# START OF PROVIDED MATERIAL

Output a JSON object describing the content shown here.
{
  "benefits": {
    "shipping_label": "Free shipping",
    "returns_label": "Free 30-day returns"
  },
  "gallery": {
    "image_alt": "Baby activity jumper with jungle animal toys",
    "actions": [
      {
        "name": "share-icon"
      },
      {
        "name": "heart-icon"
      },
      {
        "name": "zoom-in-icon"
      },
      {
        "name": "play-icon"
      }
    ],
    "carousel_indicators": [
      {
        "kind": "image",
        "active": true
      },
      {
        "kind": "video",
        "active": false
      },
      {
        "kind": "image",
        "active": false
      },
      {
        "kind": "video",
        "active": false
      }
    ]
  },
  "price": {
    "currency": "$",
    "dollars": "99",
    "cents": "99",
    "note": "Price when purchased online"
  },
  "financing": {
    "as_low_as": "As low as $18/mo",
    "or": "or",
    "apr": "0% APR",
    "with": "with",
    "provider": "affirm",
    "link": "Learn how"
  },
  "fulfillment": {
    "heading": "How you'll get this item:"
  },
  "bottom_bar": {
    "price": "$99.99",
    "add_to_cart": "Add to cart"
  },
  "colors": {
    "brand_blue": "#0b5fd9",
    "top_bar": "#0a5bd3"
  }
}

# END OF PROVIDED MATERIAL

▶ **STATED GOAL**: Copy down every line of the entries containing the word "name".

▶ **COMPLETE RESPONSE**:
        "name": "share-icon"
        "name": "heart-icon"
        "name": "zoom-in-icon"
        "name": "play-icon"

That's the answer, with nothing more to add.